GIVEN EXERCISE
Report how many lines in the records hold the string "triangle"; give the number and nothing else.

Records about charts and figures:
************
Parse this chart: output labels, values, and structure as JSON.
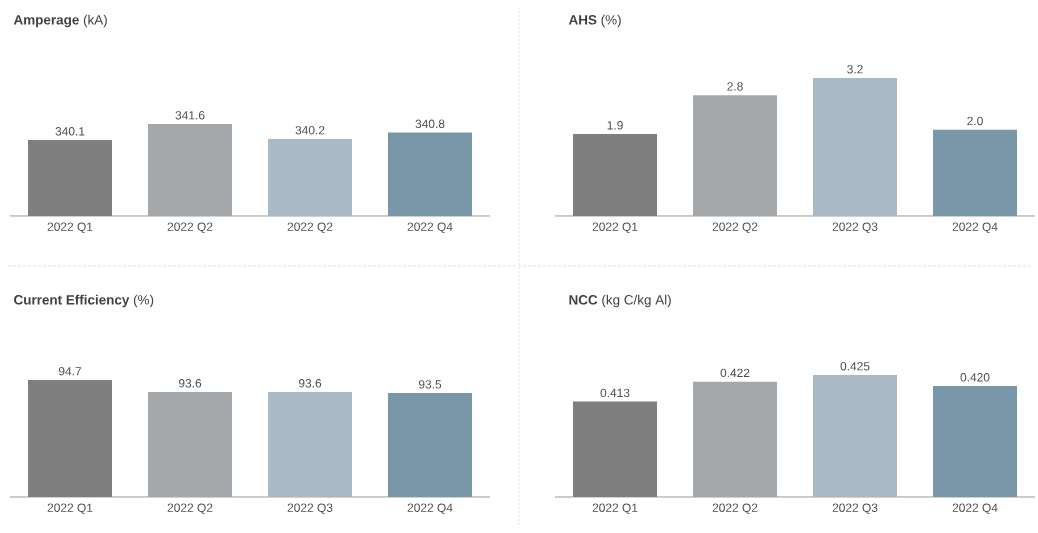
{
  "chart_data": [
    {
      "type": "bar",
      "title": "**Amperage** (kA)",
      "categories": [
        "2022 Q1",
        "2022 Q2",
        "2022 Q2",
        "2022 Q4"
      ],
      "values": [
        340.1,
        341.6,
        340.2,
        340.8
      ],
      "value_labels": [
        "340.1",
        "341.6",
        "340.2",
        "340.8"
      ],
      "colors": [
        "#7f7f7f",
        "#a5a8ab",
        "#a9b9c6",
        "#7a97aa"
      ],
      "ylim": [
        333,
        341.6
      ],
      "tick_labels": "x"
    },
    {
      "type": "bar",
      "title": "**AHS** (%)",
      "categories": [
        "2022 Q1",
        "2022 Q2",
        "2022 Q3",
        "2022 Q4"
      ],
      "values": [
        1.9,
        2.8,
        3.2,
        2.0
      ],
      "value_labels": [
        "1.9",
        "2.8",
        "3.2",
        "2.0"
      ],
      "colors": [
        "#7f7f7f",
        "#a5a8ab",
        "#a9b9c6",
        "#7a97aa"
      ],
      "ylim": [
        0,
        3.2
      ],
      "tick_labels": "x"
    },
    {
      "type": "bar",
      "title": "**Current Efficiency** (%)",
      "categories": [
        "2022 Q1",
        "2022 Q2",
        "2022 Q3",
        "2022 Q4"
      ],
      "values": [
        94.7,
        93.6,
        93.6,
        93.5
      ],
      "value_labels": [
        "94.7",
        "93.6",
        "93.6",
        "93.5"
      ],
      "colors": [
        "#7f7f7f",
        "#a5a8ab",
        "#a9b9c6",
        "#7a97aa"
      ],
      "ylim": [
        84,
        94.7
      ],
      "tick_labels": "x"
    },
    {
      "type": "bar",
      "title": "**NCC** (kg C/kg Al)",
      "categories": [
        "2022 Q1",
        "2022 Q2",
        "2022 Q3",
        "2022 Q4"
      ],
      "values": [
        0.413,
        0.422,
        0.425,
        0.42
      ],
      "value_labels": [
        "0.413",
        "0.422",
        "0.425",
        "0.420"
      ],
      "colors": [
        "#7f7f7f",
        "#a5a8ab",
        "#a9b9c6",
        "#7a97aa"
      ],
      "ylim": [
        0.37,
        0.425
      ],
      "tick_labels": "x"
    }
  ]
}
************
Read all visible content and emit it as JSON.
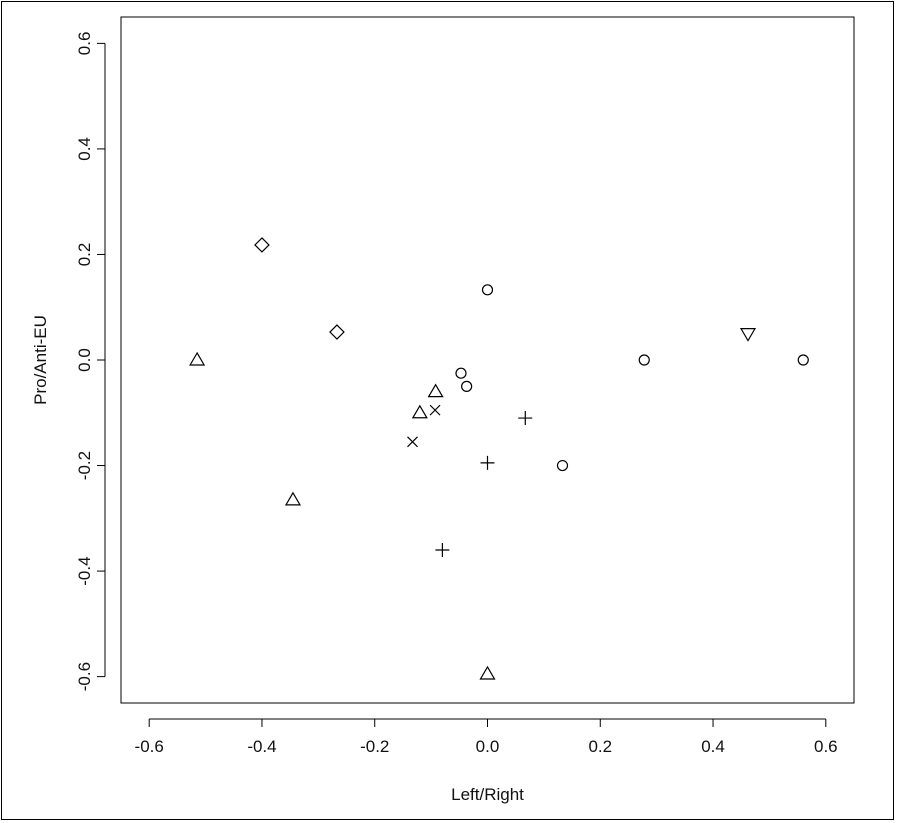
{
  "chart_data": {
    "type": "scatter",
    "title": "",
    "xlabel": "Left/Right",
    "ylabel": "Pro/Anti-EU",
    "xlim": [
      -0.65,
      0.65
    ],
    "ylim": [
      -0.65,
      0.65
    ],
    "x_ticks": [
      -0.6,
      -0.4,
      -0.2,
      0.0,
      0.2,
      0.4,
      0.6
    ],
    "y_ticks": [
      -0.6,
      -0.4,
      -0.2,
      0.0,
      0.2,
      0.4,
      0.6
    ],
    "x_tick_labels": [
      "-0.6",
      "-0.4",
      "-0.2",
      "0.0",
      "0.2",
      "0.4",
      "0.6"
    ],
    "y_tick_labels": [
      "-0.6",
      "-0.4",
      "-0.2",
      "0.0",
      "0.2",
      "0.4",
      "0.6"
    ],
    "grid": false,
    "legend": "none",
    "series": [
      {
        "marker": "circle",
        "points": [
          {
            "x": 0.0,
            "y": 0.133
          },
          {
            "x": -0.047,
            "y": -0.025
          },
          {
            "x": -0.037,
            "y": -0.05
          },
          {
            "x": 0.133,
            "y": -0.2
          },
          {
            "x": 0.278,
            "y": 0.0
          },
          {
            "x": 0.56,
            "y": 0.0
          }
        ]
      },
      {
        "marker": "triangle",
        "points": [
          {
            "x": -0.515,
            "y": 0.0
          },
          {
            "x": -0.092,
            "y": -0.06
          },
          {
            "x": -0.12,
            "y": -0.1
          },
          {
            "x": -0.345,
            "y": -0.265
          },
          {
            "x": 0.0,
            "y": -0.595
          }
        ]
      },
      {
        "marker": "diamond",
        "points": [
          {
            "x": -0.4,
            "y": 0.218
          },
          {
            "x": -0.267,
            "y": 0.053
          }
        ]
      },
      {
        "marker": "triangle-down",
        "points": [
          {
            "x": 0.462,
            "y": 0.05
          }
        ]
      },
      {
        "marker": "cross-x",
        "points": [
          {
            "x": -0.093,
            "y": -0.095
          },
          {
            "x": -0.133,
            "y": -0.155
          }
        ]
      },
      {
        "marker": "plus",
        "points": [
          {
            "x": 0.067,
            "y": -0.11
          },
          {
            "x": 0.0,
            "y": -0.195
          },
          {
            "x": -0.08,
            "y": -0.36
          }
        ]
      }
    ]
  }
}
************
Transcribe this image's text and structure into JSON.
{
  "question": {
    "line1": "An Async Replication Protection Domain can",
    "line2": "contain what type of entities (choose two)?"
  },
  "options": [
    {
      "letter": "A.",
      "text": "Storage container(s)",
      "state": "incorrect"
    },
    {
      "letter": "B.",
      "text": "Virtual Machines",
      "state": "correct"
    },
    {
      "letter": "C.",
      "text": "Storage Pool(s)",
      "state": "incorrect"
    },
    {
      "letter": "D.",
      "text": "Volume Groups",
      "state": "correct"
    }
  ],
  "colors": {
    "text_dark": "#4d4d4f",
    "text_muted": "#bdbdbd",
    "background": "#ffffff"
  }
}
************
ANSWER BELOW
2